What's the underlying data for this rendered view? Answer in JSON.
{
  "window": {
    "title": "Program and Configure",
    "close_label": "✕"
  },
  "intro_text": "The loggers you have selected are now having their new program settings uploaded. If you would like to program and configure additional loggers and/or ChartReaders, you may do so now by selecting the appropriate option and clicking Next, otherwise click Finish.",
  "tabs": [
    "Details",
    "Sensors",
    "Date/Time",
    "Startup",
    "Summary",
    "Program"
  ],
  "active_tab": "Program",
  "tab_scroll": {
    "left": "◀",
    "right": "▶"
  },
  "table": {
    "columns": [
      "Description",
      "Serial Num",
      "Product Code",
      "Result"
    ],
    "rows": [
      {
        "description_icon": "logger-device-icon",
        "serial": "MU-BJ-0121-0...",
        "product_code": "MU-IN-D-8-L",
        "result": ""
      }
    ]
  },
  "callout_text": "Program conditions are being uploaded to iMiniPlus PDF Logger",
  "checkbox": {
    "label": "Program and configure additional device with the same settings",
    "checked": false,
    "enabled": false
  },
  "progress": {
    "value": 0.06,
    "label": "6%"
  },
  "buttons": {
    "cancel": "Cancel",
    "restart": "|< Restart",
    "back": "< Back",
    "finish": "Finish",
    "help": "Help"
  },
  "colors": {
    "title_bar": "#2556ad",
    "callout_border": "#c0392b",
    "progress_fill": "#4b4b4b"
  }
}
···
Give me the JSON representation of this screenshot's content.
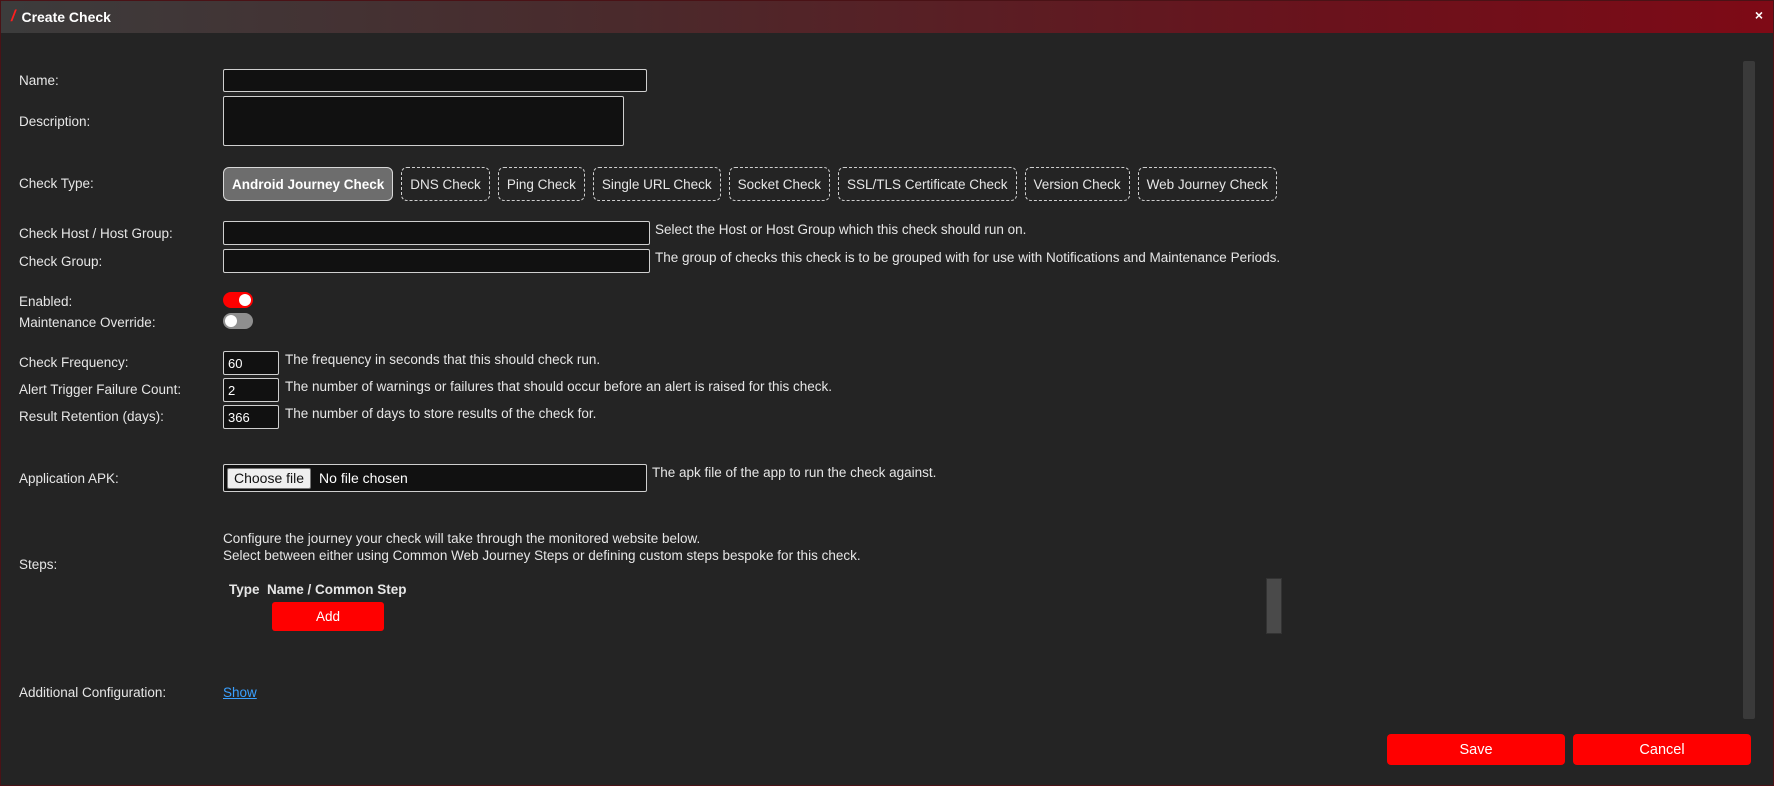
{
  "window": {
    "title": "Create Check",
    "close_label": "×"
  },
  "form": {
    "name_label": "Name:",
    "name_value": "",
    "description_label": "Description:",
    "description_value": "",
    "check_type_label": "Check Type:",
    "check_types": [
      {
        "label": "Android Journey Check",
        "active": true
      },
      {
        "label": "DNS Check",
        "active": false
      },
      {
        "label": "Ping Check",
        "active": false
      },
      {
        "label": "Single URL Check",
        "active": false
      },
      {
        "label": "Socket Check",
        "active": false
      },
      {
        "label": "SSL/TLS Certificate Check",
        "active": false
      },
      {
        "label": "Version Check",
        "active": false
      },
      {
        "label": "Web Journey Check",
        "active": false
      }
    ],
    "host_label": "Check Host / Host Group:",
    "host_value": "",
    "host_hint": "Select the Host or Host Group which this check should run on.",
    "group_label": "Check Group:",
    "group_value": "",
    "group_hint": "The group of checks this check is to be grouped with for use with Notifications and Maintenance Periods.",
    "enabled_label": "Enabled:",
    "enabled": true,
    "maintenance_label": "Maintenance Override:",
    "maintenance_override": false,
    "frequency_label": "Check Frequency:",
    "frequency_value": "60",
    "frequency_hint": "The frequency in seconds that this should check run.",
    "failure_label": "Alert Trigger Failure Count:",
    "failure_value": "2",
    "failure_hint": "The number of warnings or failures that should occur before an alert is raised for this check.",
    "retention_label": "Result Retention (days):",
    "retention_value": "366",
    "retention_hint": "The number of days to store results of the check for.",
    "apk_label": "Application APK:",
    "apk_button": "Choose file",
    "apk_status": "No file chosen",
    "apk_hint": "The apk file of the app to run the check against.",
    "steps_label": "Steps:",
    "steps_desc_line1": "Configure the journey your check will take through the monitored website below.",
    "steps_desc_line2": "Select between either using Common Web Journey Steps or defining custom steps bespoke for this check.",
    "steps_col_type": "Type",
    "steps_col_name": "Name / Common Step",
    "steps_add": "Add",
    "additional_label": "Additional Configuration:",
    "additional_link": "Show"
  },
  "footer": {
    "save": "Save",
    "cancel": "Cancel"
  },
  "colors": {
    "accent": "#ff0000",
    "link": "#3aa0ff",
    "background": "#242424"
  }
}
···
▸ Exercise aim
Of the lines in this listing, report how many contain the string "Finish", and give the number only.

▸ Exercise solution
2